Records that describe figures:
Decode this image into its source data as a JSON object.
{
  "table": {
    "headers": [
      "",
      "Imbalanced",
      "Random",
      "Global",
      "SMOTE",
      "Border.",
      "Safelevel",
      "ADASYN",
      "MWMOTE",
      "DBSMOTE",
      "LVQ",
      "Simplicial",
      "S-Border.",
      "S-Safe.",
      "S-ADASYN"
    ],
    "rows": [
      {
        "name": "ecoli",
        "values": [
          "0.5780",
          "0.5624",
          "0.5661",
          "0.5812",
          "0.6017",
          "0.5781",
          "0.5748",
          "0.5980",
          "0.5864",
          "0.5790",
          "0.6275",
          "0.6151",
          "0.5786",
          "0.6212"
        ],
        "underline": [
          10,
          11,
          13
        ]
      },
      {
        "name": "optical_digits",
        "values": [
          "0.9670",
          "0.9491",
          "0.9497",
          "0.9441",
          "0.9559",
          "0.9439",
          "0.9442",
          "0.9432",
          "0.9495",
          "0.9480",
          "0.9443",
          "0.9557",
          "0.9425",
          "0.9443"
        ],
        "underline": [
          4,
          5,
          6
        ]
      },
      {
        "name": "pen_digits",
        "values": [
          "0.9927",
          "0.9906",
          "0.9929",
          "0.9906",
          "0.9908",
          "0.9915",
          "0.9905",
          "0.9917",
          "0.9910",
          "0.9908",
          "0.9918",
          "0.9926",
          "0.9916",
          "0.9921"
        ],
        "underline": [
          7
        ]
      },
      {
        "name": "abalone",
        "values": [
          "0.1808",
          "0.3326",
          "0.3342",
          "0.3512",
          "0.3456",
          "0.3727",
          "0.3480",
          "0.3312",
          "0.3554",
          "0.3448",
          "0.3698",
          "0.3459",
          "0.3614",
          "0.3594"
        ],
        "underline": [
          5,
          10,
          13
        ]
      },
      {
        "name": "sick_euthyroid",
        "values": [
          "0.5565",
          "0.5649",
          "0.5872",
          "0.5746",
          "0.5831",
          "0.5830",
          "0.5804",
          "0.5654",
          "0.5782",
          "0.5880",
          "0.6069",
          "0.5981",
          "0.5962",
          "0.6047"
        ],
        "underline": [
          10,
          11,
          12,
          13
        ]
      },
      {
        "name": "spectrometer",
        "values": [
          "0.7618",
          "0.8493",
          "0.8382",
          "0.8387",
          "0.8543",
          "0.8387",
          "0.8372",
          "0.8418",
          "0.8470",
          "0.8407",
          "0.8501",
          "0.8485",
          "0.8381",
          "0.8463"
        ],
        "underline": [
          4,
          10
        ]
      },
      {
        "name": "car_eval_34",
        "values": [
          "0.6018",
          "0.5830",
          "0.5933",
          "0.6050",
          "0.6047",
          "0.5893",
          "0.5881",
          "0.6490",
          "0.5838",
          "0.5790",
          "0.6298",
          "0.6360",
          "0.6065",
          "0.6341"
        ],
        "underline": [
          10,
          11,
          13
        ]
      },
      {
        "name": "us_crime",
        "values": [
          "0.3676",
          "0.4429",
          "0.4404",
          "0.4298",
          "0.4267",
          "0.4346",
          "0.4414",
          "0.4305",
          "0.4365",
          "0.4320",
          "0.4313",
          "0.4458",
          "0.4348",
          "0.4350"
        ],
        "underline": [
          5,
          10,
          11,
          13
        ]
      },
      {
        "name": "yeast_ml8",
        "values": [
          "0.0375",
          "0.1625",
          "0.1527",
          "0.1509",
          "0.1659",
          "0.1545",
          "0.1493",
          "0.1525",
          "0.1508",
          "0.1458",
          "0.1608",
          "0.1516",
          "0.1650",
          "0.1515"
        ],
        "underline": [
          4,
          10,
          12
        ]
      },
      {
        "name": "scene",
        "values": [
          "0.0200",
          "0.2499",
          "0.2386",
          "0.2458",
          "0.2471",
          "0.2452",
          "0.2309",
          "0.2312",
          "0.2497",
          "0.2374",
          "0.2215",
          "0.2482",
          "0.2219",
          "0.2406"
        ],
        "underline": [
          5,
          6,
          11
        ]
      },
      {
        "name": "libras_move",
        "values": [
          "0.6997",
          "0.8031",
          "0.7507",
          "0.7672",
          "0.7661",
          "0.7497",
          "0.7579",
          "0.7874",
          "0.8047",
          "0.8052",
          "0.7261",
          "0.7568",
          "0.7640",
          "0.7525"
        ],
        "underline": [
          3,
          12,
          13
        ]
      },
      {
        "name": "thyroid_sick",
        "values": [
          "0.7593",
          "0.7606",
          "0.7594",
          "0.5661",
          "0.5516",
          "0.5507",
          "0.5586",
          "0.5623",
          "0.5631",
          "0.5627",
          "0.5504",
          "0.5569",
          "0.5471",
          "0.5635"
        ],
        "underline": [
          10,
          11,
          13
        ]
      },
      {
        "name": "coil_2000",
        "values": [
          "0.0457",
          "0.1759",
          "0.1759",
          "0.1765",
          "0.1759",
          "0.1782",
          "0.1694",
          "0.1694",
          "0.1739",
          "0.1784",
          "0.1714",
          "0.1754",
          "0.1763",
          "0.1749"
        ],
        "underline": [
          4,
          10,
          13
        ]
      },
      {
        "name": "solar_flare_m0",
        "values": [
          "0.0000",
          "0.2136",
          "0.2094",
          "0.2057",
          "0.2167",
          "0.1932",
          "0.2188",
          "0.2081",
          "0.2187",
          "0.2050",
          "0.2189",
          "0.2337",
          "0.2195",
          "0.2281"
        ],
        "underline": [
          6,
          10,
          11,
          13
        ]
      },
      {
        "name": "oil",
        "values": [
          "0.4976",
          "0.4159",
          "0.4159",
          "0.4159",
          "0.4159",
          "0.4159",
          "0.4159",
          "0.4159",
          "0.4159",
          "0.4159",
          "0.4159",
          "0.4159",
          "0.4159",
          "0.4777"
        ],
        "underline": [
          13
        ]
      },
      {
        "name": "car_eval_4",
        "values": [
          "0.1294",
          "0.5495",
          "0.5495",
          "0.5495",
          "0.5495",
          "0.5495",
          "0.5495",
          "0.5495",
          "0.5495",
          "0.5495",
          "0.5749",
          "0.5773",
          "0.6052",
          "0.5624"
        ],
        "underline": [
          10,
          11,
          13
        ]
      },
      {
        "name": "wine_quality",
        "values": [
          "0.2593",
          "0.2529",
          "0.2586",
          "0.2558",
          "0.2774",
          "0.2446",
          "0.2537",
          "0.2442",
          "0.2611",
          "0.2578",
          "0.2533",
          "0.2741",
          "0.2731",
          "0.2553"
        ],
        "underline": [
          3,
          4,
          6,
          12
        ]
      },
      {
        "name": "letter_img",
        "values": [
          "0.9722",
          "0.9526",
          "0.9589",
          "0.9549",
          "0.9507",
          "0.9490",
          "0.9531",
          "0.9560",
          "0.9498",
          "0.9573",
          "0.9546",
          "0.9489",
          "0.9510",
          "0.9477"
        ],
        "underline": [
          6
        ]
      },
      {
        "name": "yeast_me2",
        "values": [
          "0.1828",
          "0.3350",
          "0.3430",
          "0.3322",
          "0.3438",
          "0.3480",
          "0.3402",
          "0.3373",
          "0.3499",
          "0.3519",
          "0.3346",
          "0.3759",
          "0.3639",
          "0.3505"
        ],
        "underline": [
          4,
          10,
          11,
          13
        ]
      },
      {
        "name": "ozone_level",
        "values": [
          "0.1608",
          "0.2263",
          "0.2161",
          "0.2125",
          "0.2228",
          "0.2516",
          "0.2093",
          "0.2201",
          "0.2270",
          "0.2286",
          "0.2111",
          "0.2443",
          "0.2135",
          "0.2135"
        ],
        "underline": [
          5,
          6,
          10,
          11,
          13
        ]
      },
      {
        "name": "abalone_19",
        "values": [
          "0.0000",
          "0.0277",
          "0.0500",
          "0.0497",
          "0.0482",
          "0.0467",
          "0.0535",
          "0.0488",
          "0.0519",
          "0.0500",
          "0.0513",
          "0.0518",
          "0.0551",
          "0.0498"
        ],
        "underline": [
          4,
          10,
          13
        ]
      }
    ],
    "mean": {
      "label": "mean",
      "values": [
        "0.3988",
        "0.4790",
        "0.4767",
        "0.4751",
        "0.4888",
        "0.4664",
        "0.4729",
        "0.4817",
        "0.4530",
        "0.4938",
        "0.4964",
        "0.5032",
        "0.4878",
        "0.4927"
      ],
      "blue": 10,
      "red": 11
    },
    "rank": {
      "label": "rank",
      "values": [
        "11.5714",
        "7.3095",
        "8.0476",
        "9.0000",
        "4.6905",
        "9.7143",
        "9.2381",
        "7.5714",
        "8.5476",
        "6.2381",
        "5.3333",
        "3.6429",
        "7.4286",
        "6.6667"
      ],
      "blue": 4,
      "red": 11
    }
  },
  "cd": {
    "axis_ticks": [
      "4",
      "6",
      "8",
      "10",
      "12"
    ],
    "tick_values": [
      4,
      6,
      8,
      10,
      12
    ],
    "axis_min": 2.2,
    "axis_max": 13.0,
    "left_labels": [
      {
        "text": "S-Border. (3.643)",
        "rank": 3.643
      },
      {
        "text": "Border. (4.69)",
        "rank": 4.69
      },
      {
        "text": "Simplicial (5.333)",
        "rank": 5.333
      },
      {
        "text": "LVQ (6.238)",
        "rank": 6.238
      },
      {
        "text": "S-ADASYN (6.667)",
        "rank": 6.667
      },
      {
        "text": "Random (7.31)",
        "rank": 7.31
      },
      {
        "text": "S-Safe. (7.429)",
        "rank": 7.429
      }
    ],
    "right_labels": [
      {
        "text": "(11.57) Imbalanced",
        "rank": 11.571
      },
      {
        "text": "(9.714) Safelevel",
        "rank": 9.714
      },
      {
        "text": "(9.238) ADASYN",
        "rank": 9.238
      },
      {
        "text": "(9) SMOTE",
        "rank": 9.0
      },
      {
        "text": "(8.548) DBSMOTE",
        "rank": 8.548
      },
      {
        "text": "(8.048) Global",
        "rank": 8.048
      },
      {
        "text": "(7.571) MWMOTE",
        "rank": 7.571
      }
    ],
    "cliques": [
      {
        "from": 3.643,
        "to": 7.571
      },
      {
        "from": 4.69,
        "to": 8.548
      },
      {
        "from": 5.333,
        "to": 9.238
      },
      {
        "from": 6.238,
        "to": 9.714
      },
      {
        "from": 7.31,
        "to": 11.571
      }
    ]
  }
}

> [YOUR OBJECTIVE]: Write only the number of lines in the records that include the word "from".

> [SOLUTION TO THE PROBLEM]: 5